- _Objective_
Pull out every line from the listing that has the word "chevron".

:::

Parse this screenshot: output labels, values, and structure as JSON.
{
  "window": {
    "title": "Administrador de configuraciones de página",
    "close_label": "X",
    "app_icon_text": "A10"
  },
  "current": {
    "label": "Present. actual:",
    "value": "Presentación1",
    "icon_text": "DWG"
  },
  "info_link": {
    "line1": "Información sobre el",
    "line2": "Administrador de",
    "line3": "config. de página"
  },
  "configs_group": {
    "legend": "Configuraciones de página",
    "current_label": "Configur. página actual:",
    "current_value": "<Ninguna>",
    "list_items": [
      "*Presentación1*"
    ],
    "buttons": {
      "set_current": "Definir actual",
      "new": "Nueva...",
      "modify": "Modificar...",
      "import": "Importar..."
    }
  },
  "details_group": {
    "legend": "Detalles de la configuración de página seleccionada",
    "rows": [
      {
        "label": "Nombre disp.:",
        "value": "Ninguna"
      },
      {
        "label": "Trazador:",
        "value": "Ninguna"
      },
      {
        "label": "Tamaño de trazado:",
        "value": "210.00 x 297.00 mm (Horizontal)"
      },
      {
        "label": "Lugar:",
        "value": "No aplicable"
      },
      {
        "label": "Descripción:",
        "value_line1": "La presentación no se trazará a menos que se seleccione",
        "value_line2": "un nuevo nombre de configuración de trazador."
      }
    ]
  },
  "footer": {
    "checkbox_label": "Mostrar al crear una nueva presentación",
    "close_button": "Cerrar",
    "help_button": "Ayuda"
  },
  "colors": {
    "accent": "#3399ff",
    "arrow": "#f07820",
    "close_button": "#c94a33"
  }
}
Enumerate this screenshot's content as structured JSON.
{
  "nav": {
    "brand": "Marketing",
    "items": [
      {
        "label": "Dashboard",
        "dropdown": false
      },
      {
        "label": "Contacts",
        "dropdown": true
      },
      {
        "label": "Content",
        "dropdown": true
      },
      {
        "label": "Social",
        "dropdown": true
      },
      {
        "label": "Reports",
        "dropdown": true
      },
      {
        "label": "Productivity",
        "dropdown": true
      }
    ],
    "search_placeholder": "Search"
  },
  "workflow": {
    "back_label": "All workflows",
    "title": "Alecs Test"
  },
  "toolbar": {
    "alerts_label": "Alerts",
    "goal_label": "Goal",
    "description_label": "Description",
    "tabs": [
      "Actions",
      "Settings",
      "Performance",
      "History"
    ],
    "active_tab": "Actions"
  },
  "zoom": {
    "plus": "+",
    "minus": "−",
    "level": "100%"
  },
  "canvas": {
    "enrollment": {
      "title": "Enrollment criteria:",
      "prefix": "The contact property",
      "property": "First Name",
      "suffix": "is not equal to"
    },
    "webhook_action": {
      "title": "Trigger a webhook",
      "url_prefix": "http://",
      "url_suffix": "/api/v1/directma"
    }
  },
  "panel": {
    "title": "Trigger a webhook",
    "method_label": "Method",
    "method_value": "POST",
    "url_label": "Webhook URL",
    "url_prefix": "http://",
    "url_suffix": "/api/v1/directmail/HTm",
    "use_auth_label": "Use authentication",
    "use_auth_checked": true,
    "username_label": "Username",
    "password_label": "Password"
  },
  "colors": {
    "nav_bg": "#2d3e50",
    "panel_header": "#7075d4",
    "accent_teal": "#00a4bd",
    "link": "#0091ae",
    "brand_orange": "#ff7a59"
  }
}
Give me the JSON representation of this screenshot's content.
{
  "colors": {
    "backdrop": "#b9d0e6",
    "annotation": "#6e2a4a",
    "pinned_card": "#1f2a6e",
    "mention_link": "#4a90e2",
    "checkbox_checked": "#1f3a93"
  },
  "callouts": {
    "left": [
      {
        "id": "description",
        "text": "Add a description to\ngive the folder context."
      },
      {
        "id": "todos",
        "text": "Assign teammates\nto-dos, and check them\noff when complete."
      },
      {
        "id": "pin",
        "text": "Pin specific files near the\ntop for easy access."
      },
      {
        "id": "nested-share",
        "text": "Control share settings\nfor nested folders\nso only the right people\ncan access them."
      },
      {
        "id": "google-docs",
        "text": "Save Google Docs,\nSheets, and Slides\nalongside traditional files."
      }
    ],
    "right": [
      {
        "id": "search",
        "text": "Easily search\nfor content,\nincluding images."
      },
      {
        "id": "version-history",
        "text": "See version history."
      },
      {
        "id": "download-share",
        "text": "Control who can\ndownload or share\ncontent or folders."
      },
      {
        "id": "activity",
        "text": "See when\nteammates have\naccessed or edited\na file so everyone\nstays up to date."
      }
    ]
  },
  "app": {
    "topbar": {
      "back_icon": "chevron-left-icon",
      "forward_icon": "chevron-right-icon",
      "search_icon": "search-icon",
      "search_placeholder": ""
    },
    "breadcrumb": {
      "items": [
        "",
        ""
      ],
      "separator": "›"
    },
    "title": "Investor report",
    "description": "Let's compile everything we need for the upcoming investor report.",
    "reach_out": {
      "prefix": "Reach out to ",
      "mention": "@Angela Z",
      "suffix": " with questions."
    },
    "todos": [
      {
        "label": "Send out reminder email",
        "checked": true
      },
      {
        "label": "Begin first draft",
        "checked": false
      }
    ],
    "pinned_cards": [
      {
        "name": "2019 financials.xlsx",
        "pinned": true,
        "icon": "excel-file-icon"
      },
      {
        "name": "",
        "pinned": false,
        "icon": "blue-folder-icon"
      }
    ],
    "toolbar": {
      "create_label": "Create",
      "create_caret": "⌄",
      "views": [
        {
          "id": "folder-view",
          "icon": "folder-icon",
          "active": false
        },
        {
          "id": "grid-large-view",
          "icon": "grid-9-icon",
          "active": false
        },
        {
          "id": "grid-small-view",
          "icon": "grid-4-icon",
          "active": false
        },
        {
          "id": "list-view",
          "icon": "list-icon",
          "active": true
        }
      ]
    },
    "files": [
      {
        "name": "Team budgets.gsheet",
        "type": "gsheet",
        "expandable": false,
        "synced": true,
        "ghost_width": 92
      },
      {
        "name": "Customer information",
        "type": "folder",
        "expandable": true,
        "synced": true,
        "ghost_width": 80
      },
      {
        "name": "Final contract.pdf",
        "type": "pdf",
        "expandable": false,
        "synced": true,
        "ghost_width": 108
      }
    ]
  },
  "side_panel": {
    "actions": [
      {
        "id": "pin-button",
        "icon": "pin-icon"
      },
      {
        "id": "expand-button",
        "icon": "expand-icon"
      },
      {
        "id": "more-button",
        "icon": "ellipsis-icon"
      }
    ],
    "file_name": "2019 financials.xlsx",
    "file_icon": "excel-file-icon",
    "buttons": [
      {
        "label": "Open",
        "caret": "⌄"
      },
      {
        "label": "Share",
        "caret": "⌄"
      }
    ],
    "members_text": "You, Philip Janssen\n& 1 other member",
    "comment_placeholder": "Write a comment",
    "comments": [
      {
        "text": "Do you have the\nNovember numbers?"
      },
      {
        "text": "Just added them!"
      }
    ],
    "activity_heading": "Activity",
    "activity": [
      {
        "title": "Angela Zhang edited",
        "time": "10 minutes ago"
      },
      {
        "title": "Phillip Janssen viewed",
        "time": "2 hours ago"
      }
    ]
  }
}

:::

- _Worked solution_
      "back_icon": "chevron-left-icon",
      "forward_icon": "chevron-right-icon",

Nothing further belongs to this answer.